Task details: Tell how many lines in these records contain the string "binary", with only the number as the reply.

▶

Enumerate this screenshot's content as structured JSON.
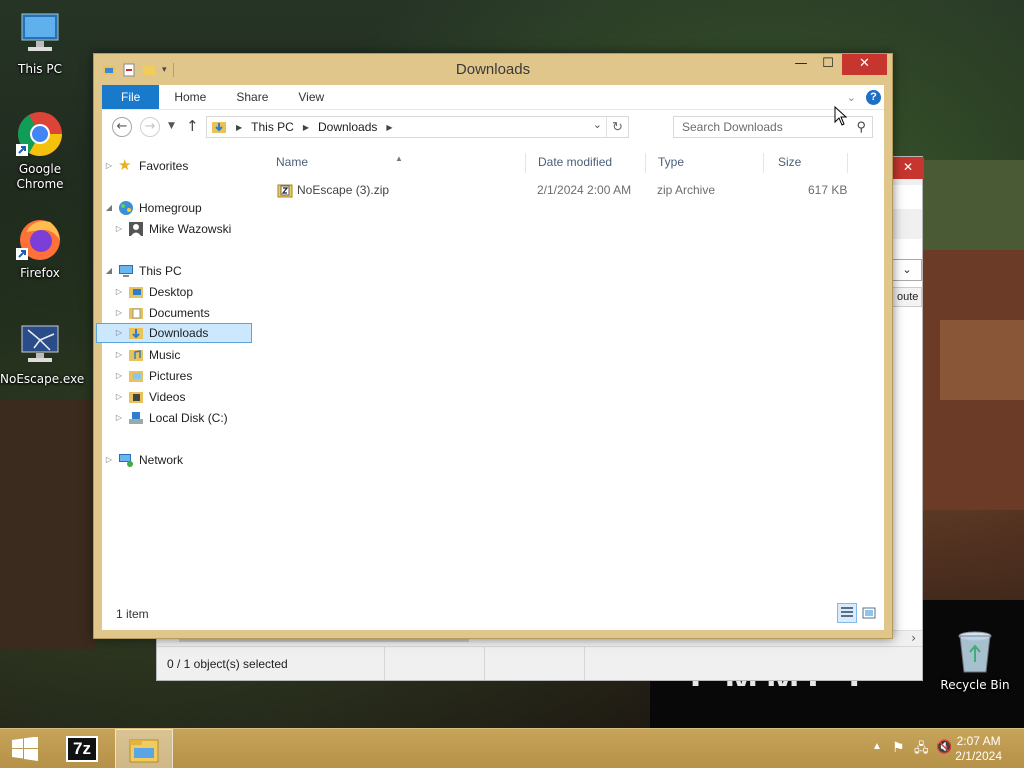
{
  "desktop": {
    "icons": [
      {
        "label": "This PC",
        "icon": "computer-monitor"
      },
      {
        "label": "Google Chrome",
        "icon": "chrome-logo"
      },
      {
        "label": "Firefox",
        "icon": "firefox-logo"
      },
      {
        "label": "NoEscape.exe",
        "icon": "monitor-with-cracked-screen"
      }
    ],
    "recycle_bin": {
      "label": "Recycle Bin",
      "icon": "recycle-bin"
    }
  },
  "window": {
    "title": "Downloads",
    "ribbon": {
      "tabs": [
        "File",
        "Home",
        "Share",
        "View"
      ]
    },
    "address": {
      "crumbs": [
        "This PC",
        "Downloads"
      ]
    },
    "search": {
      "placeholder": "Search Downloads"
    },
    "nav": {
      "favorites": "Favorites",
      "homegroup": "Homegroup",
      "user": "Mike Wazowski",
      "this_pc": "This PC",
      "desktop": "Desktop",
      "documents": "Documents",
      "downloads": "Downloads",
      "music": "Music",
      "pictures": "Pictures",
      "videos": "Videos",
      "local_disk": "Local Disk (C:)",
      "network": "Network"
    },
    "columns": {
      "name": "Name",
      "date": "Date modified",
      "type": "Type",
      "size": "Size"
    },
    "files": [
      {
        "name": "NoEscape (3).zip",
        "date": "2/1/2024 2:00 AM",
        "type": "zip Archive",
        "size": "617 KB"
      }
    ],
    "status": {
      "item_count": "1 item"
    }
  },
  "background_window": {
    "status": "0 / 1 object(s) selected",
    "partial_text": "oute"
  },
  "taskbar": {
    "apps": [
      "start",
      "7-zip",
      "file-explorer"
    ],
    "sevenzip_label": "7z",
    "clock": {
      "time": "2:07 AM",
      "date": "2/1/2024"
    }
  },
  "colors": {
    "window_frame": "#e0c68b",
    "taskbar": "#bf9c52",
    "ribbon_file": "#1979ca",
    "close_button": "#c7362e",
    "selection": "#cce8ff"
  }
}
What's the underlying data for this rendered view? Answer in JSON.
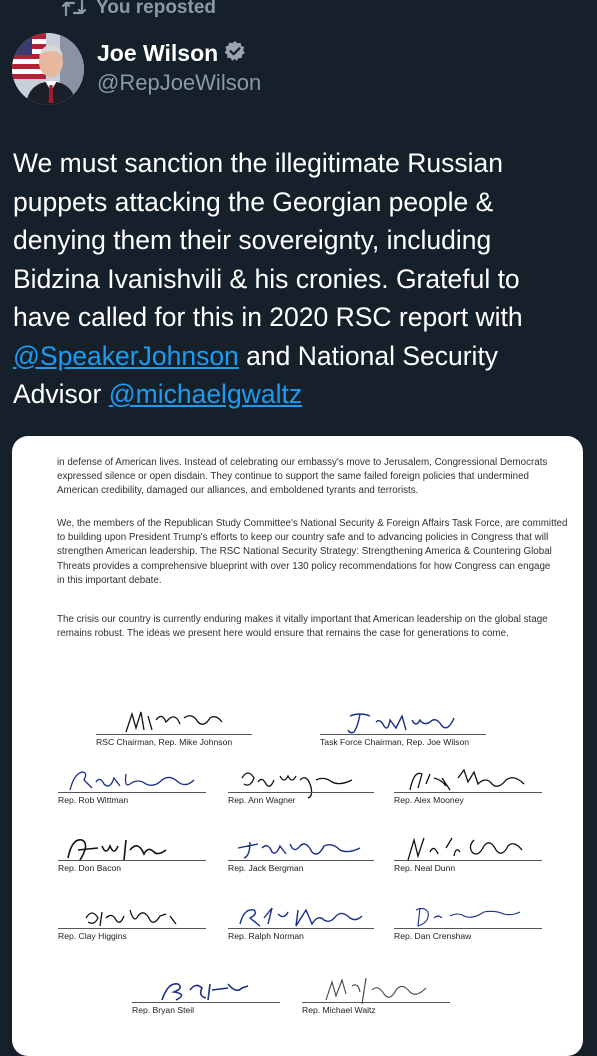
{
  "repost": {
    "label": "You reposted",
    "icon": "repost-icon"
  },
  "author": {
    "name": "Joe Wilson",
    "handle": "@RepJoeWilson",
    "verified_icon": "verified-badge-icon",
    "avatar_icon": "avatar"
  },
  "tweet": {
    "lines": [
      "We must sanction the illegitimate Russian",
      "puppets attacking the Georgian people &",
      "denying them their sovereignty, including",
      "Bidzina Ivanishvili & his cronies. Grateful to",
      "have called for this in 2020 RSC report with"
    ],
    "mention_1": "@SpeakerJohnson",
    "after_mention_1": " and National Security",
    "advisor_text": "Advisor ",
    "mention_2": "@michaelgwaltz"
  },
  "document": {
    "para_1": [
      "in defense of American lives. Instead of celebrating our embassy's move to Jerusalem, Congressional Democrats",
      "expressed silence or open disdain. They continue to support the same failed foreign policies that undermined",
      "American credibility, damaged our alliances, and emboldened tyrants and terrorists."
    ],
    "para_2": [
      "We, the members of the Republican Study Committee's National Security & Foreign Affairs Task Force, are committed",
      "to building upon President Trump's efforts to keep our country safe and to advancing policies in Congress that will",
      "strengthen American leadership. The RSC National Security Strategy: Strengthening America & Countering Global",
      "Threats provides a comprehensive blueprint with over 130 policy recommendations for how Congress can engage",
      "in this important debate."
    ],
    "para_3": [
      "The crisis our country is currently enduring makes it vitally important that American leadership on the global stage",
      "remains robust. The ideas we present here would ensure that remains the case for generations to come."
    ],
    "signatures": {
      "johnson": "RSC Chairman, Rep. Mike Johnson",
      "wilson": "Task Force Chairman, Rep. Joe Wilson",
      "wittman": "Rep. Rob Wittman",
      "wagner": "Rep. Ann Wagner",
      "mooney": "Rep. Alex Mooney",
      "bacon": "Rep. Don Bacon",
      "bergman": "Rep. Jack Bergman",
      "dunn": "Rep. Neal Dunn",
      "higgins": "Rep. Clay Higgins",
      "norman": "Rep. Ralph Norman",
      "crenshaw": "Rep. Dan Crenshaw",
      "steil": "Rep. Bryan Steil",
      "waltz": "Rep. Michael Waltz"
    }
  },
  "colors": {
    "background": "#15202b",
    "text_primary": "#ffffff",
    "text_secondary": "#8b98a5",
    "link": "#1d9bf0",
    "signature_ink": "#1a2f8a"
  }
}
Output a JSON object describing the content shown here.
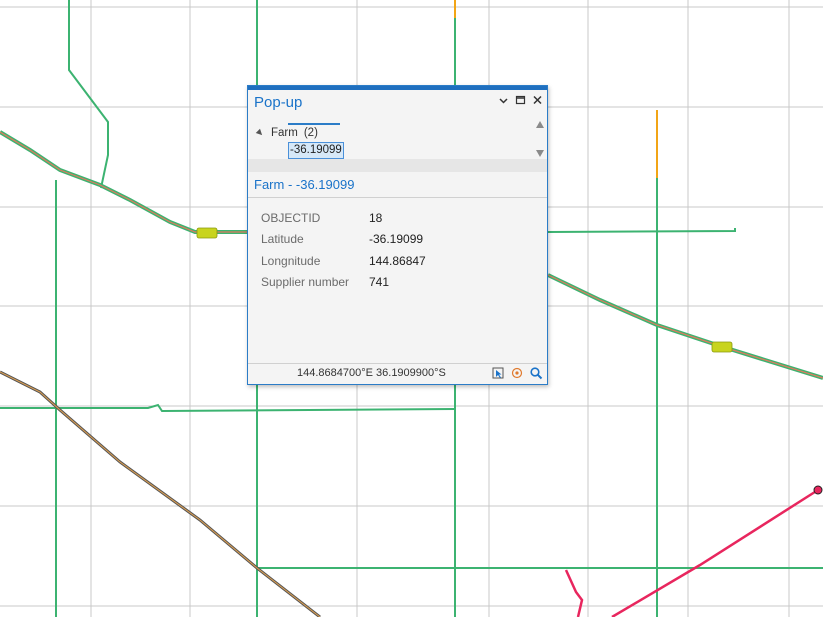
{
  "map": {
    "grid_color": "#c8c8c8",
    "road_color": "#3cb371",
    "highway_color": "#e07a5f",
    "railway_color": "#555555",
    "pink_line_color": "#e8265e",
    "orange_line_color": "#f2a516",
    "route_shield_color": "#c8d41e"
  },
  "popup": {
    "title": "Pop-up",
    "controls": {
      "menu": "chevron-down",
      "restore": "restore",
      "close": "close"
    },
    "tree": {
      "layer_label": "Farm",
      "layer_count": "(2)",
      "selected_item": "-36.19099"
    },
    "feature_title": "Farm - -36.19099",
    "attributes": [
      {
        "key": "OBJECTID",
        "value": "18"
      },
      {
        "key": "Latitude",
        "value": "-36.19099"
      },
      {
        "key": "Longnitude",
        "value": "144.86847"
      },
      {
        "key": "Supplier number",
        "value": "741"
      }
    ],
    "footer": {
      "coordinates": "144.8684700°E 36.1909900°S",
      "icons": [
        "select-icon",
        "flash-icon",
        "zoom-icon"
      ]
    }
  }
}
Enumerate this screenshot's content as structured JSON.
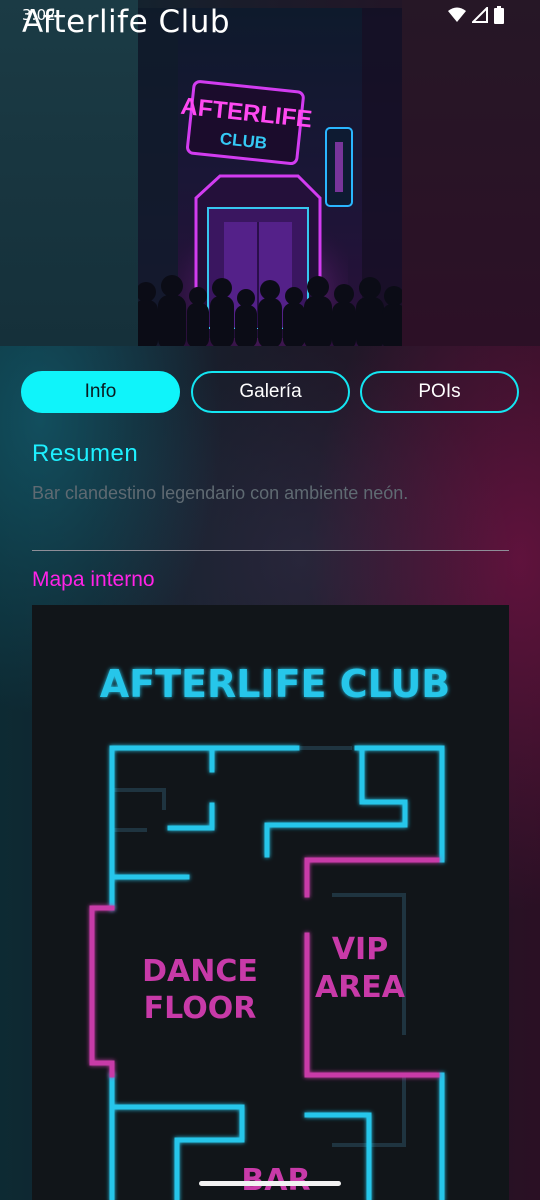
{
  "status_bar": {
    "time": "3:02",
    "icons": [
      "wifi-icon",
      "signal-icon",
      "battery-icon"
    ]
  },
  "header": {
    "title": "Afterlife Club"
  },
  "hero": {
    "sign_line1": "AFTERLIFE",
    "sign_line2": "CLUB"
  },
  "tabs": [
    {
      "label": "Info",
      "active": true
    },
    {
      "label": "Galería",
      "active": false
    },
    {
      "label": "POIs",
      "active": false
    }
  ],
  "summary": {
    "heading": "Resumen",
    "text": "Bar clandestino legendario con ambiente neón."
  },
  "map": {
    "heading": "Mapa interno",
    "title": "AFTERLIFE CLUB",
    "zones": {
      "dance_line1": "DANCE",
      "dance_line2": "FLOOR",
      "vip_line1": "VIP",
      "vip_line2": "AREA",
      "bar": "BAR"
    }
  },
  "colors": {
    "accent_cyan": "#0ff4fa",
    "accent_magenta": "#ff22e6",
    "map_cyan": "#27c6ea",
    "map_magenta": "#c83aa8"
  }
}
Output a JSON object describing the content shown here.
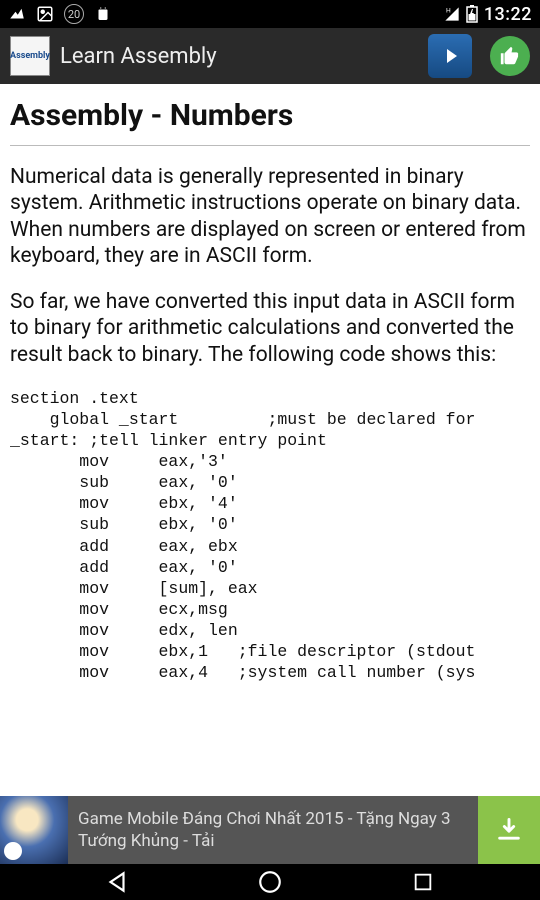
{
  "status": {
    "badge_count": "20",
    "time": "13:22"
  },
  "appbar": {
    "logo_text": "Assembly",
    "title": "Learn Assembly"
  },
  "content": {
    "heading": "Assembly - Numbers",
    "para1": "Numerical data is generally represented in binary system. Arithmetic instructions operate on binary data. When numbers are displayed on screen or entered from keyboard, they are in ASCII form.",
    "para2": "So far, we have converted this input data in ASCII form to binary for arithmetic calculations and converted the result back to binary. The following code shows this:",
    "code": "section .text\n    global _start         ;must be declared for \n_start: ;tell linker entry point\n       mov     eax,'3'\n       sub     eax, '0'\n       mov     ebx, '4'\n       sub     ebx, '0'\n       add     eax, ebx\n       add     eax, '0'\n       mov     [sum], eax\n       mov     ecx,msg\n       mov     edx, len\n       mov     ebx,1   ;file descriptor (stdout\n       mov     eax,4   ;system call number (sys"
  },
  "ad": {
    "text": "Game Mobile Đáng Chơi Nhất 2015 - Tặng Ngay 3 Tướng Khủng - Tải"
  }
}
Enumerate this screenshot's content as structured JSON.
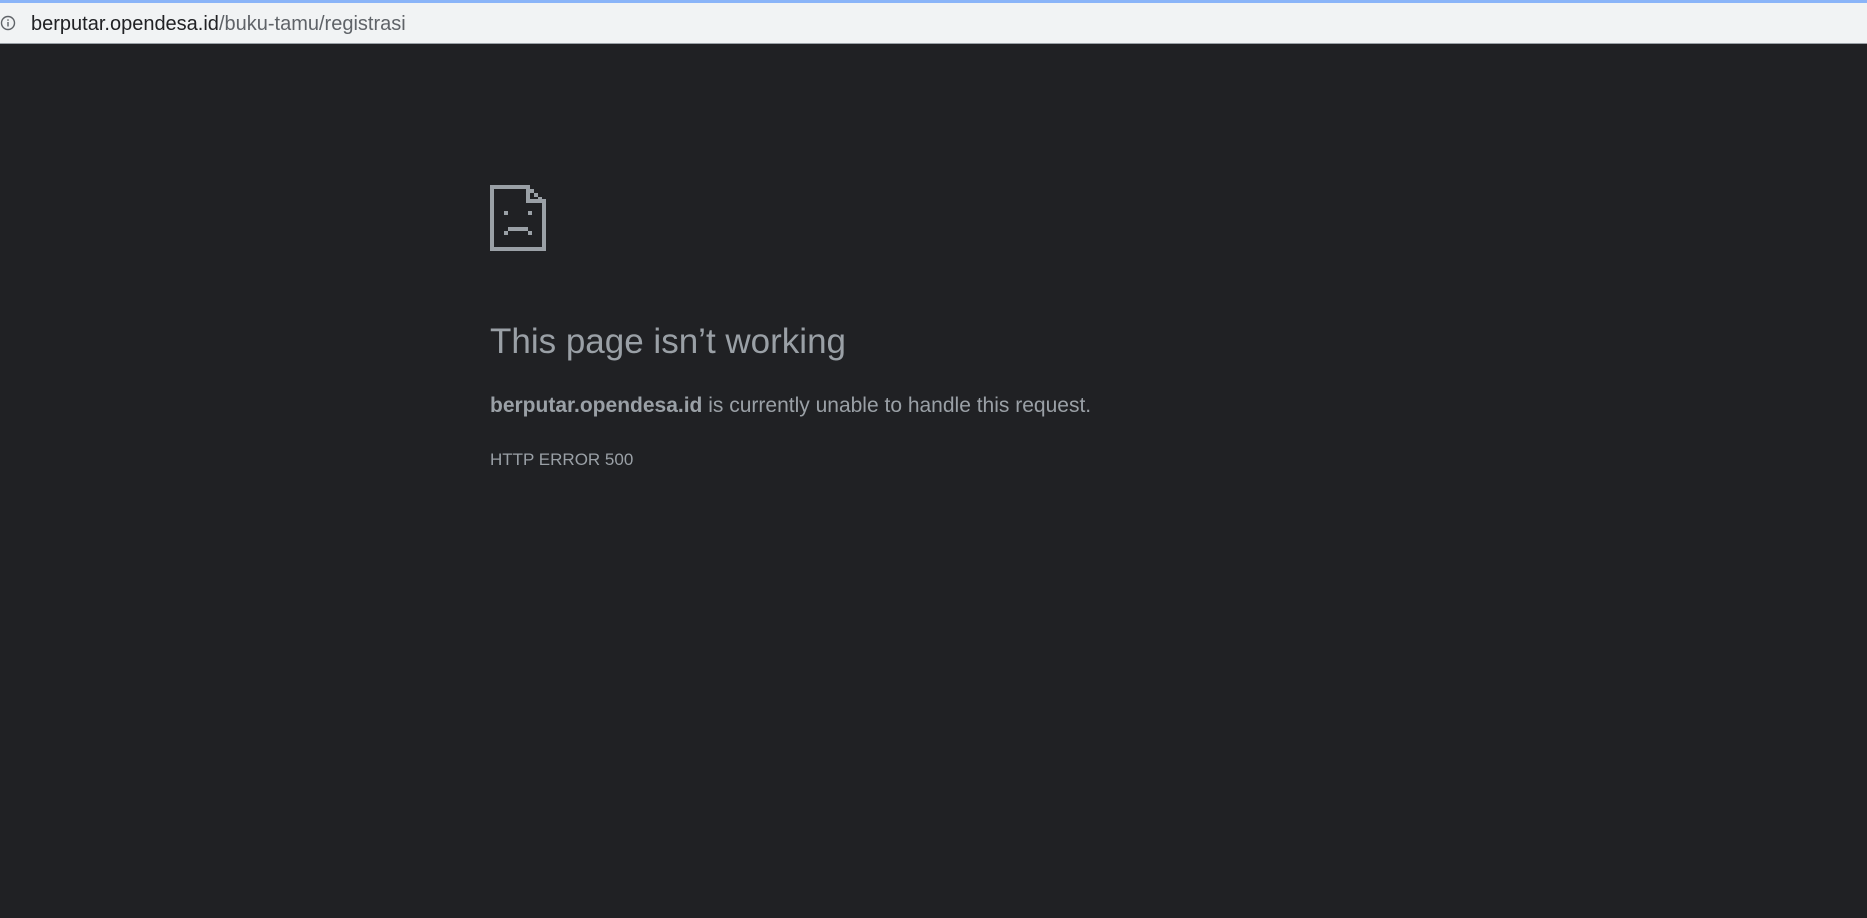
{
  "address_bar": {
    "host": "berputar.opendesa.id",
    "path": "/buku-tamu/registrasi",
    "icon": "info-icon"
  },
  "error": {
    "icon": "sad-page-icon",
    "title": "This page isn’t working",
    "host": "berputar.opendesa.id",
    "message": " is currently unable to handle this request.",
    "code": "HTTP ERROR 500"
  },
  "colors": {
    "background": "#202124",
    "text": "#9aa0a6",
    "address_bar": "#f1f3f4",
    "accent": "#8ab4f8"
  }
}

◀

Solution to this exercise: 2